▸ **GIVEN INSTRUCTION**
Give back all the data exactly, line by line.
>> Start RECORDS FOR THIS TASK
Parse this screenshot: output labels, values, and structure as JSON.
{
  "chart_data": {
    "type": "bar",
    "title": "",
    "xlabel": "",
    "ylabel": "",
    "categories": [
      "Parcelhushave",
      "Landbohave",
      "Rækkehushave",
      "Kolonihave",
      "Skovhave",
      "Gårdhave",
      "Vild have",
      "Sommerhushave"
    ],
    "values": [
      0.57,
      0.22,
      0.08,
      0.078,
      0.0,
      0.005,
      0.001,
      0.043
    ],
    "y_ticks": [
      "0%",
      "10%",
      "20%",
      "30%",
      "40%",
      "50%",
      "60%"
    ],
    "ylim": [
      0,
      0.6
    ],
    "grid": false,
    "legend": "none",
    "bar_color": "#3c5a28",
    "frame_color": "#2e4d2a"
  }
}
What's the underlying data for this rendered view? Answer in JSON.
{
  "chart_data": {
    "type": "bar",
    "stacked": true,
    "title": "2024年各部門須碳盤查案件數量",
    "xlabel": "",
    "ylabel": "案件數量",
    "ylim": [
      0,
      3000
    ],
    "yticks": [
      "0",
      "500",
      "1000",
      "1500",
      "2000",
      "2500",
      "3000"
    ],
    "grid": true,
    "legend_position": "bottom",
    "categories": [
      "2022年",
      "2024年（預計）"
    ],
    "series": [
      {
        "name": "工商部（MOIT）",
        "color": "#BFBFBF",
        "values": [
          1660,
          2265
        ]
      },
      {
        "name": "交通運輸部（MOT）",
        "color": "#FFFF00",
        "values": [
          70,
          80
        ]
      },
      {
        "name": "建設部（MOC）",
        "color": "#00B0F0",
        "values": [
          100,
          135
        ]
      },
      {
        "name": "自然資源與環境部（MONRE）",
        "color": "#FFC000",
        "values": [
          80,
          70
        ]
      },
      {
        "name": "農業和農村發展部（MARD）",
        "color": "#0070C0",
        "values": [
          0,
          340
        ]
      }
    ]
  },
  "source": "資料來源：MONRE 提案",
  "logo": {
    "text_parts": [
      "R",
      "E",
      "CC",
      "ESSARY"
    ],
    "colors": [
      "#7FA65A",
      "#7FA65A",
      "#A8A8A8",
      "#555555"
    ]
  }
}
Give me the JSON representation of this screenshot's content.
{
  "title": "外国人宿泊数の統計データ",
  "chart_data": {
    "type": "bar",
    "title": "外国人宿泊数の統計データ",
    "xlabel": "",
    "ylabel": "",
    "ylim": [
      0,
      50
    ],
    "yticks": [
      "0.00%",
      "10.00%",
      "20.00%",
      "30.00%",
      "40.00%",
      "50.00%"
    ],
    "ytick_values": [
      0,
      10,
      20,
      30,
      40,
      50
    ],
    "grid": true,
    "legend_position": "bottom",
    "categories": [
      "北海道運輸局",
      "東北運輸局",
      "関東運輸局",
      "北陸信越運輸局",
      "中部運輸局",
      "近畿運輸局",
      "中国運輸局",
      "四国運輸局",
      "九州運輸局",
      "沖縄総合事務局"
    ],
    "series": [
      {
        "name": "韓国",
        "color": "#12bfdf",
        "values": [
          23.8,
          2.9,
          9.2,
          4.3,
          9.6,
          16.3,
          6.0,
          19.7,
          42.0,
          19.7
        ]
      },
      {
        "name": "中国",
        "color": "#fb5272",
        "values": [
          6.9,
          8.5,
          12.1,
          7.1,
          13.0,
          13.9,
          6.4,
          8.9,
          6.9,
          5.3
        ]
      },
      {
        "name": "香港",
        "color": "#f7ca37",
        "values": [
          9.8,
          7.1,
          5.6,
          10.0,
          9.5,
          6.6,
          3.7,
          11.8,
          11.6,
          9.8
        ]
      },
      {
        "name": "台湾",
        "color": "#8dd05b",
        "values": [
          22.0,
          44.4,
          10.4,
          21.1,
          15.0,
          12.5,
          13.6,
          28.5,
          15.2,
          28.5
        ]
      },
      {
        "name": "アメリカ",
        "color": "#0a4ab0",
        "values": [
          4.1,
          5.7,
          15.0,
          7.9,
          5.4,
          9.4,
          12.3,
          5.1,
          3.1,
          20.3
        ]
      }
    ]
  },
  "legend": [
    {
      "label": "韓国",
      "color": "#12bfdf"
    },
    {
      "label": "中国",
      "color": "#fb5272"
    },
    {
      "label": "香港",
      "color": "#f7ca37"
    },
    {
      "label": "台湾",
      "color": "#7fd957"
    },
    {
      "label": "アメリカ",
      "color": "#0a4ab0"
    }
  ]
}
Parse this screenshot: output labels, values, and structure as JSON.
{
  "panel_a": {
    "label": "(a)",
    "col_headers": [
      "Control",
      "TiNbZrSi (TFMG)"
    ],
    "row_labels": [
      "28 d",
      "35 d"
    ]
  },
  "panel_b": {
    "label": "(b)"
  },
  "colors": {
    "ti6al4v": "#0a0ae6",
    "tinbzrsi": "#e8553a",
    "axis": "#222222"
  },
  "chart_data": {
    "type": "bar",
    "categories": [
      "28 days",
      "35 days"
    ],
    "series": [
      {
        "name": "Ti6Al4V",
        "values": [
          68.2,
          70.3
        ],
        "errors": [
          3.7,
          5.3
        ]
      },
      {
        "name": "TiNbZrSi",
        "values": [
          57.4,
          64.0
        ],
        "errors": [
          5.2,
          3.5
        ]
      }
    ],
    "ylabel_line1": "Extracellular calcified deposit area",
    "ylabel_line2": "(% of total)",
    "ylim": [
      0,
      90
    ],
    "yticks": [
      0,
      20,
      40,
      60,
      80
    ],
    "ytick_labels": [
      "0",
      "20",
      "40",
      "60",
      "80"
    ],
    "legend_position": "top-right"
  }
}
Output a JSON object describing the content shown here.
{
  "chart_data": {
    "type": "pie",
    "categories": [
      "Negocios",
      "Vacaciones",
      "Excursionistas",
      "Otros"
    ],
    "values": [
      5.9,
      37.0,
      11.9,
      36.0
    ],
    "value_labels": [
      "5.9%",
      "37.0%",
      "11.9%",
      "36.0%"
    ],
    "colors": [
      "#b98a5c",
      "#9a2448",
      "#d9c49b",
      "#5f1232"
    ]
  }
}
>> End RECORDS FOR THIS TASK
▸ **COMPLETE RESPONSE**
Parse this screenshot: output labels, values, and structure as JSON.
{
  "chart_data": {
    "type": "bar",
    "title": "",
    "xlabel": "",
    "ylabel": "",
    "categories": [
      "Parcelhushave",
      "Landbohave",
      "Rækkehushave",
      "Kolonihave",
      "Skovhave",
      "Gårdhave",
      "Vild have",
      "Sommerhushave"
    ],
    "values": [
      0.57,
      0.22,
      0.08,
      0.078,
      0.0,
      0.005,
      0.001,
      0.043
    ],
    "y_ticks": [
      "0%",
      "10%",
      "20%",
      "30%",
      "40%",
      "50%",
      "60%"
    ],
    "ylim": [
      0,
      0.6
    ],
    "grid": false,
    "legend": "none",
    "bar_color": "#3c5a28",
    "frame_color": "#2e4d2a"
  }
}
What's the underlying data for this rendered view? Answer in JSON.
{
  "chart_data": {
    "type": "bar",
    "stacked": true,
    "title": "2024年各部門須碳盤查案件數量",
    "xlabel": "",
    "ylabel": "案件數量",
    "ylim": [
      0,
      3000
    ],
    "yticks": [
      "0",
      "500",
      "1000",
      "1500",
      "2000",
      "2500",
      "3000"
    ],
    "grid": true,
    "legend_position": "bottom",
    "categories": [
      "2022年",
      "2024年（預計）"
    ],
    "series": [
      {
        "name": "工商部（MOIT）",
        "color": "#BFBFBF",
        "values": [
          1660,
          2265
        ]
      },
      {
        "name": "交通運輸部（MOT）",
        "color": "#FFFF00",
        "values": [
          70,
          80
        ]
      },
      {
        "name": "建設部（MOC）",
        "color": "#00B0F0",
        "values": [
          100,
          135
        ]
      },
      {
        "name": "自然資源與環境部（MONRE）",
        "color": "#FFC000",
        "values": [
          80,
          70
        ]
      },
      {
        "name": "農業和農村發展部（MARD）",
        "color": "#0070C0",
        "values": [
          0,
          340
        ]
      }
    ]
  },
  "source": "資料來源：MONRE 提案",
  "logo": {
    "text_parts": [
      "R",
      "E",
      "CC",
      "ESSARY"
    ],
    "colors": [
      "#7FA65A",
      "#7FA65A",
      "#A8A8A8",
      "#555555"
    ]
  }
}
Give me the JSON representation of this screenshot's content.
{
  "title": "外国人宿泊数の統計データ",
  "chart_data": {
    "type": "bar",
    "title": "外国人宿泊数の統計データ",
    "xlabel": "",
    "ylabel": "",
    "ylim": [
      0,
      50
    ],
    "yticks": [
      "0.00%",
      "10.00%",
      "20.00%",
      "30.00%",
      "40.00%",
      "50.00%"
    ],
    "ytick_values": [
      0,
      10,
      20,
      30,
      40,
      50
    ],
    "grid": true,
    "legend_position": "bottom",
    "categories": [
      "北海道運輸局",
      "東北運輸局",
      "関東運輸局",
      "北陸信越運輸局",
      "中部運輸局",
      "近畿運輸局",
      "中国運輸局",
      "四国運輸局",
      "九州運輸局",
      "沖縄総合事務局"
    ],
    "series": [
      {
        "name": "韓国",
        "color": "#12bfdf",
        "values": [
          23.8,
          2.9,
          9.2,
          4.3,
          9.6,
          16.3,
          6.0,
          19.7,
          42.0,
          19.7
        ]
      },
      {
        "name": "中国",
        "color": "#fb5272",
        "values": [
          6.9,
          8.5,
          12.1,
          7.1,
          13.0,
          13.9,
          6.4,
          8.9,
          6.9,
          5.3
        ]
      },
      {
        "name": "香港",
        "color": "#f7ca37",
        "values": [
          9.8,
          7.1,
          5.6,
          10.0,
          9.5,
          6.6,
          3.7,
          11.8,
          11.6,
          9.8
        ]
      },
      {
        "name": "台湾",
        "color": "#8dd05b",
        "values": [
          22.0,
          44.4,
          10.4,
          21.1,
          15.0,
          12.5,
          13.6,
          28.5,
          15.2,
          28.5
        ]
      },
      {
        "name": "アメリカ",
        "color": "#0a4ab0",
        "values": [
          4.1,
          5.7,
          15.0,
          7.9,
          5.4,
          9.4,
          12.3,
          5.1,
          3.1,
          20.3
        ]
      }
    ]
  },
  "legend": [
    {
      "label": "韓国",
      "color": "#12bfdf"
    },
    {
      "label": "中国",
      "color": "#fb5272"
    },
    {
      "label": "香港",
      "color": "#f7ca37"
    },
    {
      "label": "台湾",
      "color": "#7fd957"
    },
    {
      "label": "アメリカ",
      "color": "#0a4ab0"
    }
  ]
}
Parse this screenshot: output labels, values, and structure as JSON.
{
  "panel_a": {
    "label": "(a)",
    "col_headers": [
      "Control",
      "TiNbZrSi (TFMG)"
    ],
    "row_labels": [
      "28 d",
      "35 d"
    ]
  },
  "panel_b": {
    "label": "(b)"
  },
  "colors": {
    "ti6al4v": "#0a0ae6",
    "tinbzrsi": "#e8553a",
    "axis": "#222222"
  },
  "chart_data": {
    "type": "bar",
    "categories": [
      "28 days",
      "35 days"
    ],
    "series": [
      {
        "name": "Ti6Al4V",
        "values": [
          68.2,
          70.3
        ],
        "errors": [
          3.7,
          5.3
        ]
      },
      {
        "name": "TiNbZrSi",
        "values": [
          57.4,
          64.0
        ],
        "errors": [
          5.2,
          3.5
        ]
      }
    ],
    "ylabel_line1": "Extracellular calcified deposit area",
    "ylabel_line2": "(% of total)",
    "ylim": [
      0,
      90
    ],
    "yticks": [
      0,
      20,
      40,
      60,
      80
    ],
    "ytick_labels": [
      "0",
      "20",
      "40",
      "60",
      "80"
    ],
    "legend_position": "top-right"
  }
}
Output a JSON object describing the content shown here.
{
  "chart_data": {
    "type": "pie",
    "categories": [
      "Negocios",
      "Vacaciones",
      "Excursionistas",
      "Otros"
    ],
    "values": [
      5.9,
      37.0,
      11.9,
      36.0
    ],
    "value_labels": [
      "5.9%",
      "37.0%",
      "11.9%",
      "36.0%"
    ],
    "colors": [
      "#b98a5c",
      "#9a2448",
      "#d9c49b",
      "#5f1232"
    ]
  }
}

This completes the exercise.